— START —

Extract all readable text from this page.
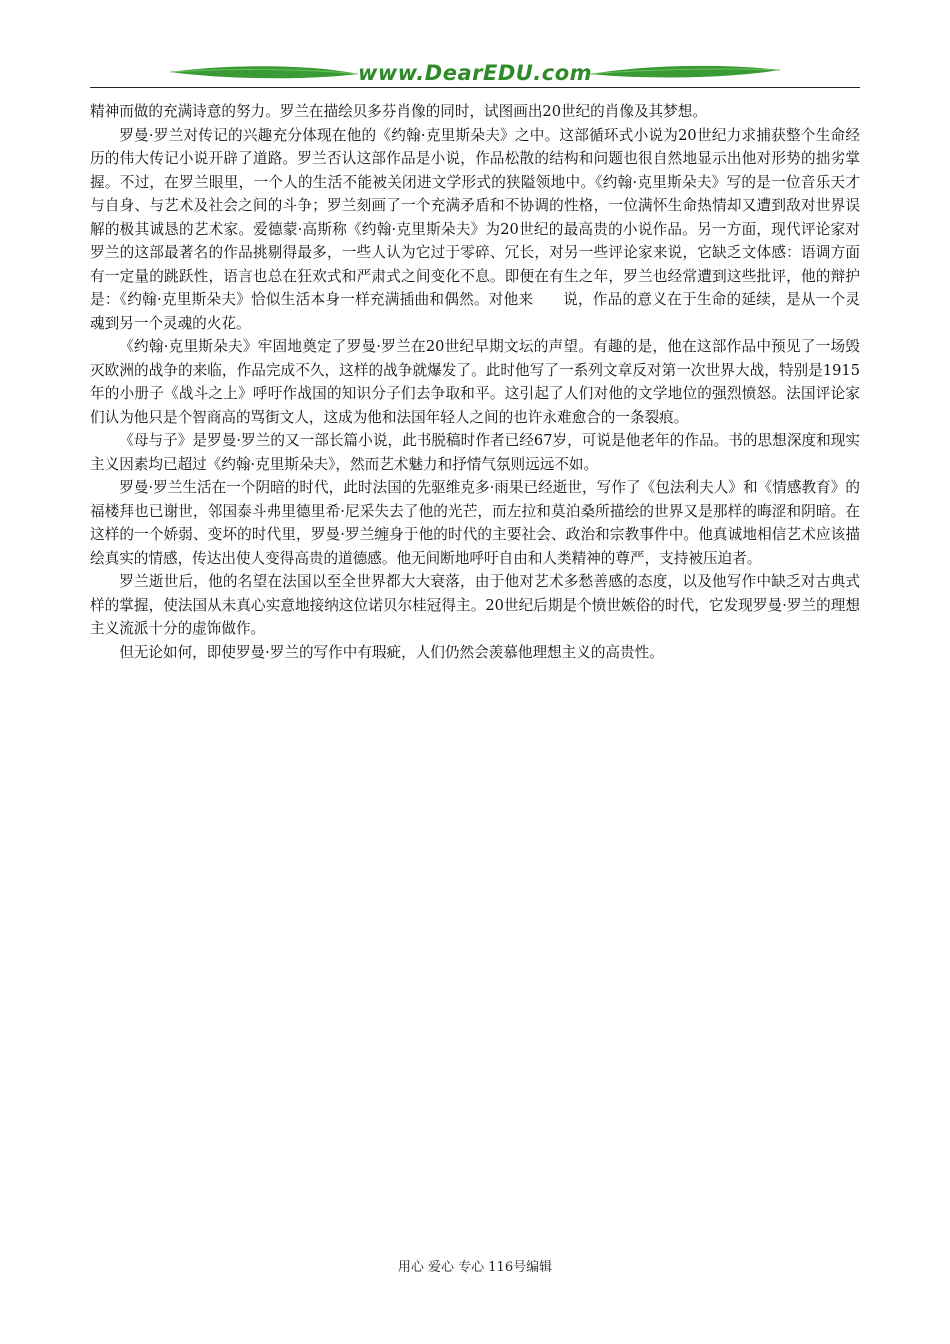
www.DearEDU.com

精神而做的充满诗意的努力。罗兰在描绘贝多芬肖像的同时，试图画出20世纪的肖像及其梦想。

罗曼·罗兰对传记的兴趣充分体现在他的《约翰·克里斯朵夫》之中。这部循环式小说为20世纪力求捕获整个生命经历的伟大传记小说开辟了道路。罗兰否认这部作品是小说，作品松散的结构和问题也很自然地显示出他对形势的拙劣掌握。不过，在罗兰眼里，一个人的生活不能被关闭进文学形式的狭隘领地中。《约翰·克里斯朵夫》写的是一位音乐天才与自身、与艺术及社会之间的斗争；罗兰刻画了一个充满矛盾和不协调的性格，一位满怀生命热情却又遭到敌对世界误解的极其诚恳的艺术家。爱德蒙·高斯称《约翰·克里斯朵夫》为20世纪的最高贵的小说作品。另一方面，现代评论家对罗兰的这部最著名的作品挑剔得最多，一些人认为它过于零碎、冗长，对另一些评论家来说，它缺乏文体感：语调方面有一定量的跳跃性，语言也总在狂欢式和严肃式之间变化不息。即便在有生之年，罗兰也经常遭到这些批评，他的辩护是：《约翰·克里斯朵夫》恰似生活本身一样充满插曲和偶然。对他来　　说，作品的意义在于生命的延续，是从一个灵魂到另一个灵魂的火花。

《约翰·克里斯朵夫》牢固地奠定了罗曼·罗兰在20世纪早期文坛的声望。有趣的是，他在这部作品中预见了一场毁灭欧洲的战争的来临，作品完成不久，这样的战争就爆发了。此时他写了一系列文章反对第一次世界大战，特别是1915年的小册子《战斗之上》呼吁作战国的知识分子们去争取和平。这引起了人们对他的文学地位的强烈愤怒。法国评论家们认为他只是个智商高的骂街文人，这成为他和法国年轻人之间的也许永难愈合的一条裂痕。

《母与子》是罗曼·罗兰的又一部长篇小说，此书脱稿时作者已经67岁，可说是他老年的作品。书的思想深度和现实主义因素均已超过《约翰·克里斯朵夫》，然而艺术魅力和抒情气氛则远远不如。

罗曼·罗兰生活在一个阴暗的时代，此时法国的先驱维克多·雨果已经逝世，写作了《包法利夫人》和《情感教育》的福楼拜也已谢世，邻国泰斗弗里德里希·尼采失去了他的光芒，而左拉和莫泊桑所描绘的世界又是那样的晦涩和阴暗。在这样的一个娇弱、变坏的时代里，罗曼·罗兰缠身于他的时代的主要社会、政治和宗教事件中。他真诚地相信艺术应该描绘真实的情感，传达出使人变得高贵的道德感。他无间断地呼吁自由和人类精神的尊严，支持被压迫者。

罗兰逝世后，他的名望在法国以至全世界都大大衰落，由于他对艺术多愁善感的态度，以及他写作中缺乏对古典式样的掌握，使法国从未真心实意地接纳这位诺贝尔桂冠得主。20世纪后期是个愤世嫉俗的时代，它发现罗曼·罗兰的理想主义流派十分的虚饰做作。

但无论如何，即使罗曼·罗兰的写作中有瑕疵，人们仍然会羡慕他理想主义的高贵性。

用心 爱心 专心 116号编辑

— END —

- _SHORT EXERCISE_: Reproduce all of the entries word for word, skipping any pictures they hold.

- _ANSWER TO THIS TASK_:
Extract all readable text from this page.
www.DearEDU.com

精神而做的充满诗意的努力。罗兰在描绘贝多芬肖像的同时，试图画出20世纪的肖像及其梦想。

罗曼·罗兰对传记的兴趣充分体现在他的《约翰·克里斯朵夫》之中。这部循环式小说为20世纪力求捕获整个生命经历的伟大传记小说开辟了道路。罗兰否认这部作品是小说，作品松散的结构和问题也很自然地显示出他对形势的拙劣掌握。不过，在罗兰眼里，一个人的生活不能被关闭进文学形式的狭隘领地中。《约翰·克里斯朵夫》写的是一位音乐天才与自身、与艺术及社会之间的斗争；罗兰刻画了一个充满矛盾和不协调的性格，一位满怀生命热情却又遭到敌对世界误解的极其诚恳的艺术家。爱德蒙·高斯称《约翰·克里斯朵夫》为20世纪的最高贵的小说作品。另一方面，现代评论家对罗兰的这部最著名的作品挑剔得最多，一些人认为它过于零碎、冗长，对另一些评论家来说，它缺乏文体感：语调方面有一定量的跳跃性，语言也总在狂欢式和严肃式之间变化不息。即便在有生之年，罗兰也经常遭到这些批评，他的辩护是：《约翰·克里斯朵夫》恰似生活本身一样充满插曲和偶然。对他来　　说，作品的意义在于生命的延续，是从一个灵魂到另一个灵魂的火花。

《约翰·克里斯朵夫》牢固地奠定了罗曼·罗兰在20世纪早期文坛的声望。有趣的是，他在这部作品中预见了一场毁灭欧洲的战争的来临，作品完成不久，这样的战争就爆发了。此时他写了一系列文章反对第一次世界大战，特别是1915年的小册子《战斗之上》呼吁作战国的知识分子们去争取和平。这引起了人们对他的文学地位的强烈愤怒。法国评论家们认为他只是个智商高的骂街文人，这成为他和法国年轻人之间的也许永难愈合的一条裂痕。

《母与子》是罗曼·罗兰的又一部长篇小说，此书脱稿时作者已经67岁，可说是他老年的作品。书的思想深度和现实主义因素均已超过《约翰·克里斯朵夫》，然而艺术魅力和抒情气氛则远远不如。

罗曼·罗兰生活在一个阴暗的时代，此时法国的先驱维克多·雨果已经逝世，写作了《包法利夫人》和《情感教育》的福楼拜也已谢世，邻国泰斗弗里德里希·尼采失去了他的光芒，而左拉和莫泊桑所描绘的世界又是那样的晦涩和阴暗。在这样的一个娇弱、变坏的时代里，罗曼·罗兰缠身于他的时代的主要社会、政治和宗教事件中。他真诚地相信艺术应该描绘真实的情感，传达出使人变得高贵的道德感。他无间断地呼吁自由和人类精神的尊严，支持被压迫者。

罗兰逝世后，他的名望在法国以至全世界都大大衰落，由于他对艺术多愁善感的态度，以及他写作中缺乏对古典式样的掌握，使法国从未真心实意地接纳这位诺贝尔桂冠得主。20世纪后期是个愤世嫉俗的时代，它发现罗曼·罗兰的理想主义流派十分的虚饰做作。

但无论如何，即使罗曼·罗兰的写作中有瑕疵，人们仍然会羡慕他理想主义的高贵性。

用心 爱心 专心 116号编辑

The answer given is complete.